■ **Required action**: Gather the lines below that include the string "excerpt", copying each in full.
Start of Records provided
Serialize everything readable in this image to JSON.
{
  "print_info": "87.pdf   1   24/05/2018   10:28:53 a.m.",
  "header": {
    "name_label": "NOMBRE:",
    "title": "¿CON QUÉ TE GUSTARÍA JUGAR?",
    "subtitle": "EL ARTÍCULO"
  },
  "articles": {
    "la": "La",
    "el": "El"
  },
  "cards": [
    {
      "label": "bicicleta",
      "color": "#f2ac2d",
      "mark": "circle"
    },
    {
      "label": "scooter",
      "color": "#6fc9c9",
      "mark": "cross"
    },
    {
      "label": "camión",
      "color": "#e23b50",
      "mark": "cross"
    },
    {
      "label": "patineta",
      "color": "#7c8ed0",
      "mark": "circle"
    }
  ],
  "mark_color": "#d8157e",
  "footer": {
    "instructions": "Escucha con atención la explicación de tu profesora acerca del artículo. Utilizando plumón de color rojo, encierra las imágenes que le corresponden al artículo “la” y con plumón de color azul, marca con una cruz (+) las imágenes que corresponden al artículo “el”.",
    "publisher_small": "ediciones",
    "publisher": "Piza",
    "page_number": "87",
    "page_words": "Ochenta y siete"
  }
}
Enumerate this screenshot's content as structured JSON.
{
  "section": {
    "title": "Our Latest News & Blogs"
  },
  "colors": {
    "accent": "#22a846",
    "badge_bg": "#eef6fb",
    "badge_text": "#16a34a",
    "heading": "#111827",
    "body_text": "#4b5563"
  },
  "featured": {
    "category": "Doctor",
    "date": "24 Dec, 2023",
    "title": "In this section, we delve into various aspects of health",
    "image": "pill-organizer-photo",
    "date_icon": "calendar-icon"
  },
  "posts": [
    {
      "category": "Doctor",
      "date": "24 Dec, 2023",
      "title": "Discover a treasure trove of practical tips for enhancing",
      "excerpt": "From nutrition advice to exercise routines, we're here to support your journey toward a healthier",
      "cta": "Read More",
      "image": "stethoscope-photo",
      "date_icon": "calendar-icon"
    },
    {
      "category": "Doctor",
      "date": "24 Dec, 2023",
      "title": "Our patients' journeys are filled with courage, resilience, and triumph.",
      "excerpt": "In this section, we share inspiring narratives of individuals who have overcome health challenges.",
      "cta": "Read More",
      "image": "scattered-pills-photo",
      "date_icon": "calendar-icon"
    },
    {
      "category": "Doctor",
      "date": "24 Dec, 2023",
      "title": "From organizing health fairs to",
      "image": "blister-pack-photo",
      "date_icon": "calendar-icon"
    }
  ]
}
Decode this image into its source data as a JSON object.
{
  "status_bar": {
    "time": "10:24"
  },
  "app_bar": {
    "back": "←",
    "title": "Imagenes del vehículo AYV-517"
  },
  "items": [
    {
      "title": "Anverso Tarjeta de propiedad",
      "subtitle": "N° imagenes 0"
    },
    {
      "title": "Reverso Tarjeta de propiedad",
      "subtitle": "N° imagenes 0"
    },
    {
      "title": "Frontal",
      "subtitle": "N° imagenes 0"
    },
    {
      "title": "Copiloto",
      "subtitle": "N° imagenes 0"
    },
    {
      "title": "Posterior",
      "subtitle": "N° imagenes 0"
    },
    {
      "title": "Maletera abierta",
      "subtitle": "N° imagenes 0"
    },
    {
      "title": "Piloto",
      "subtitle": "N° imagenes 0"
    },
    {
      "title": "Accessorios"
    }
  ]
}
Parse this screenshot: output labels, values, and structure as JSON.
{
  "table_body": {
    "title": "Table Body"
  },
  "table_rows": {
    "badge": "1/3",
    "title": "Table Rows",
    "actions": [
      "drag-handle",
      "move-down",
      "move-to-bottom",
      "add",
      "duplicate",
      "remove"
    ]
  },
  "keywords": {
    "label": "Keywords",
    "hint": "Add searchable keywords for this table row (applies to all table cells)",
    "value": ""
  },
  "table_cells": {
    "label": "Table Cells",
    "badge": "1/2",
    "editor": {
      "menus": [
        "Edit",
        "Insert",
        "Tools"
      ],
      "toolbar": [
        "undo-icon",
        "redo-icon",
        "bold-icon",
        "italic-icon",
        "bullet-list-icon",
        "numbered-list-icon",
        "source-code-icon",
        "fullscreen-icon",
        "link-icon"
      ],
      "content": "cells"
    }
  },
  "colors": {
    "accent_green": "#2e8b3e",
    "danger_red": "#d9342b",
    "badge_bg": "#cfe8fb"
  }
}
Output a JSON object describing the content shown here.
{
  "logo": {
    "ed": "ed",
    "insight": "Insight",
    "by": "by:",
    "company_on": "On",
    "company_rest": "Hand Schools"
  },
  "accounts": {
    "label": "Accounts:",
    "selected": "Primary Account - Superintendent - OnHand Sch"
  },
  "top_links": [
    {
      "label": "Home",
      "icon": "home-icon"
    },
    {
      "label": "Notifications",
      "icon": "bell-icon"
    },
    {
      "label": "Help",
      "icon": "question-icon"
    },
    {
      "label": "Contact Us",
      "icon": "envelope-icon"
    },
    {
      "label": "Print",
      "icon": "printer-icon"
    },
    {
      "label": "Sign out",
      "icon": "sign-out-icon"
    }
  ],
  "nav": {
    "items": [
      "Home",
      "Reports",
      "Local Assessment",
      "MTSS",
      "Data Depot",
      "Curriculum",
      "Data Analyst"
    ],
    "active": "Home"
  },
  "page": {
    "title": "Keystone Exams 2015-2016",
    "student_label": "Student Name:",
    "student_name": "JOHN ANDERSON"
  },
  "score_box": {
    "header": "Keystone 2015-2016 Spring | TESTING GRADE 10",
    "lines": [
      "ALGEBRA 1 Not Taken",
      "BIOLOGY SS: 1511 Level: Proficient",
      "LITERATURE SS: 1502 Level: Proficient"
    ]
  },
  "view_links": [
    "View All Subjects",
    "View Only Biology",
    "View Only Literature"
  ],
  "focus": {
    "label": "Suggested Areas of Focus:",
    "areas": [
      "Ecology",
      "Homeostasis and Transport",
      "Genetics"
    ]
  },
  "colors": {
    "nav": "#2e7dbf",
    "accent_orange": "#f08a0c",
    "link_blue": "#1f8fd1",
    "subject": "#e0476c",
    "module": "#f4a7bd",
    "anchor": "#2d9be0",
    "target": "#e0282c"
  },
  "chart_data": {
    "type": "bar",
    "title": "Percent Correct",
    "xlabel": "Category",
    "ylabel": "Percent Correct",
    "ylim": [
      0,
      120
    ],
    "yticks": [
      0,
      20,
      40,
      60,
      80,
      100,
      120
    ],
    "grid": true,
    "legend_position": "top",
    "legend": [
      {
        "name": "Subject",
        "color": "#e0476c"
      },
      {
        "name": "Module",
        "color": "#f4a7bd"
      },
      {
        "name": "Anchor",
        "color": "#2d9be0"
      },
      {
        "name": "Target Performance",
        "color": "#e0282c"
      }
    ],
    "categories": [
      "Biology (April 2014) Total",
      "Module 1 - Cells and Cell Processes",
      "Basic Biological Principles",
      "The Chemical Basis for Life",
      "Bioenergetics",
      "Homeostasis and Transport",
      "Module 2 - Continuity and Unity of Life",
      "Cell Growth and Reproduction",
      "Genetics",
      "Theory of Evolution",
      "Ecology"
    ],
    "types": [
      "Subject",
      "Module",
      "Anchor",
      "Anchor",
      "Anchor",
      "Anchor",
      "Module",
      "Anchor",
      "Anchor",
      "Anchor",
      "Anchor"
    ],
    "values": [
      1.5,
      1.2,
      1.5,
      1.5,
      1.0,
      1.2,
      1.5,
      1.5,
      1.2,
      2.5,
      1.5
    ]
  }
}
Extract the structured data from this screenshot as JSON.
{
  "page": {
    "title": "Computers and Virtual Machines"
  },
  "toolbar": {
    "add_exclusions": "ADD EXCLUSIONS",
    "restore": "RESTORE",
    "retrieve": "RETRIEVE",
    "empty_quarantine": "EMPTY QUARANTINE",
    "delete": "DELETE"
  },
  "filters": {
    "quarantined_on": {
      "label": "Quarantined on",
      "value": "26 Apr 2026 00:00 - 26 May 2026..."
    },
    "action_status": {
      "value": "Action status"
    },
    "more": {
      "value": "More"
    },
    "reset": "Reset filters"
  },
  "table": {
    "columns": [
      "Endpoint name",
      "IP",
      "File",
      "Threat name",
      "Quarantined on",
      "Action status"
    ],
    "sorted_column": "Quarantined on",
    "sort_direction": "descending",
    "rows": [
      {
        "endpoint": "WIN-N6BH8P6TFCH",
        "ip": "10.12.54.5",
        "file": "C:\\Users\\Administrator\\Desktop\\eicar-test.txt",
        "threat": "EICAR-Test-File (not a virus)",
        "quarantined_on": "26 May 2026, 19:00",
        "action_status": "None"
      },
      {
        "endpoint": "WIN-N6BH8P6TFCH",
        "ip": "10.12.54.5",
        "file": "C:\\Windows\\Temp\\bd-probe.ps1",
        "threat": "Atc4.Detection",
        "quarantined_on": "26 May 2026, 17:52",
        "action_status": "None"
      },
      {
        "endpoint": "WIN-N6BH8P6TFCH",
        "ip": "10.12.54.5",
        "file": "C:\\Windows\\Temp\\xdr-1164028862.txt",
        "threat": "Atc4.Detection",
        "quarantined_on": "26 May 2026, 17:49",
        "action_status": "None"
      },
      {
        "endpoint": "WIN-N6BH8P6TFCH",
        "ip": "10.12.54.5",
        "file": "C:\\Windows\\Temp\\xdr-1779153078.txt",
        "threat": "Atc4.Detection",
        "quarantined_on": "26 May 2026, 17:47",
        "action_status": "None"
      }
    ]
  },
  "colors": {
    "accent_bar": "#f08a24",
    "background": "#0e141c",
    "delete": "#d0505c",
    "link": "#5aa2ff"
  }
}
End of Records provided
■ **Written solution**:
      "excerpt": "From nutrition advice to exercise routines, we're here to support your journey toward a healthier",
      "excerpt": "In this section, we share inspiring narratives of individuals who have overcome health challenges.",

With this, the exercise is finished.